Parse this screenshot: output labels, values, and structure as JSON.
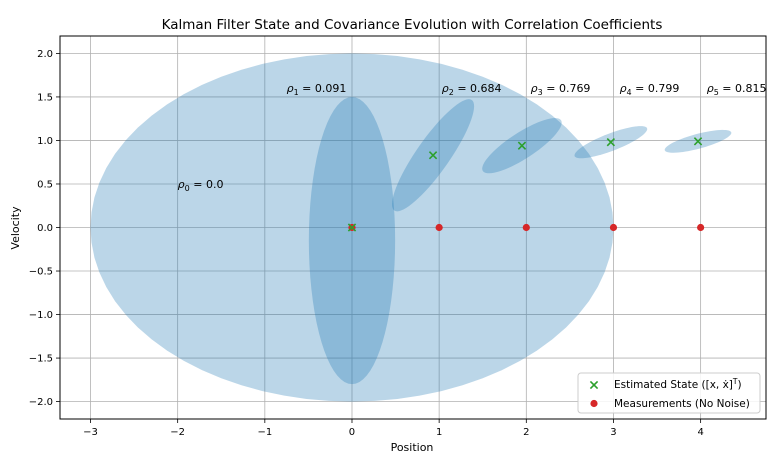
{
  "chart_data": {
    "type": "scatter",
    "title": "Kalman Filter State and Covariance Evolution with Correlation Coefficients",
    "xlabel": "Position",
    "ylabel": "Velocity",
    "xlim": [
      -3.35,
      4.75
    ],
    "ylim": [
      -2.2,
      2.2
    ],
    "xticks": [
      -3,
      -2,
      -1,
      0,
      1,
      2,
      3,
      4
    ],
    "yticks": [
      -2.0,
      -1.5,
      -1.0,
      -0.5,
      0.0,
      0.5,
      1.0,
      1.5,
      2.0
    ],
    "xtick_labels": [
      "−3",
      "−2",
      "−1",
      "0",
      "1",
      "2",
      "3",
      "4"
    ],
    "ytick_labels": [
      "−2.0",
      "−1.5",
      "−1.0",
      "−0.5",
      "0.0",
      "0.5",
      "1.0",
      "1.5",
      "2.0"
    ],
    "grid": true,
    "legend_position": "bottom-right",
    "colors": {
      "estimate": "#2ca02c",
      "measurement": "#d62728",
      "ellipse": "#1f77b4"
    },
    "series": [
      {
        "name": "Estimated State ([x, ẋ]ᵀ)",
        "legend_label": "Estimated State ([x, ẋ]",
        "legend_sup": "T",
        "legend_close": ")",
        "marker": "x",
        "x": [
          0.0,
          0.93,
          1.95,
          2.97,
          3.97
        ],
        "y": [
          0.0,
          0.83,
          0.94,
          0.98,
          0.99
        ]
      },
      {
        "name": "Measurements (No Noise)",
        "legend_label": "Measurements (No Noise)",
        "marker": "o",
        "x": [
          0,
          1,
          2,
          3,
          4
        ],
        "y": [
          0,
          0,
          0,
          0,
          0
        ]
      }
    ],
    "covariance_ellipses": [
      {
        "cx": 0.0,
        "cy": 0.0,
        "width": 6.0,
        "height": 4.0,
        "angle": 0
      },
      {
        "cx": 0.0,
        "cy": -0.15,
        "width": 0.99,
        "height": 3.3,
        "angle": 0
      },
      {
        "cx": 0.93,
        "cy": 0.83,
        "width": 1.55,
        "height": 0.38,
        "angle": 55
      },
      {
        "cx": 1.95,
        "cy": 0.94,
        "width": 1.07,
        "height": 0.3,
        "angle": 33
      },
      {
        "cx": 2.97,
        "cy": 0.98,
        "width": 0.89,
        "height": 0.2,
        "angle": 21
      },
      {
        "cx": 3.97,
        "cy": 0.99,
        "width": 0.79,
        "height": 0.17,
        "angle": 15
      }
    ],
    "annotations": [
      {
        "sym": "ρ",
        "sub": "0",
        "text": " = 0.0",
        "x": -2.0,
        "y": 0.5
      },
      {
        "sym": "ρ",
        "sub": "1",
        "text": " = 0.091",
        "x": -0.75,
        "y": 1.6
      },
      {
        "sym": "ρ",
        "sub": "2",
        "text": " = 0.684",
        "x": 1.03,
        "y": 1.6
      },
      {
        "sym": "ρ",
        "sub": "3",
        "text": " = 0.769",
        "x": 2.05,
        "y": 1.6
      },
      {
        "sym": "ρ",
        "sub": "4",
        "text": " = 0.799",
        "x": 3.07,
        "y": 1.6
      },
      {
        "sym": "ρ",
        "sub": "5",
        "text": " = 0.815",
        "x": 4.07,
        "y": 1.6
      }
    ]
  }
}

.....

# Task
Identify which lines contain the word "Estimated" and copy each one.

# Result for this exercise
        "name": "Estimated State ([x, ẋ]ᵀ)",
        "legend_label": "Estimated State ([x, ẋ]",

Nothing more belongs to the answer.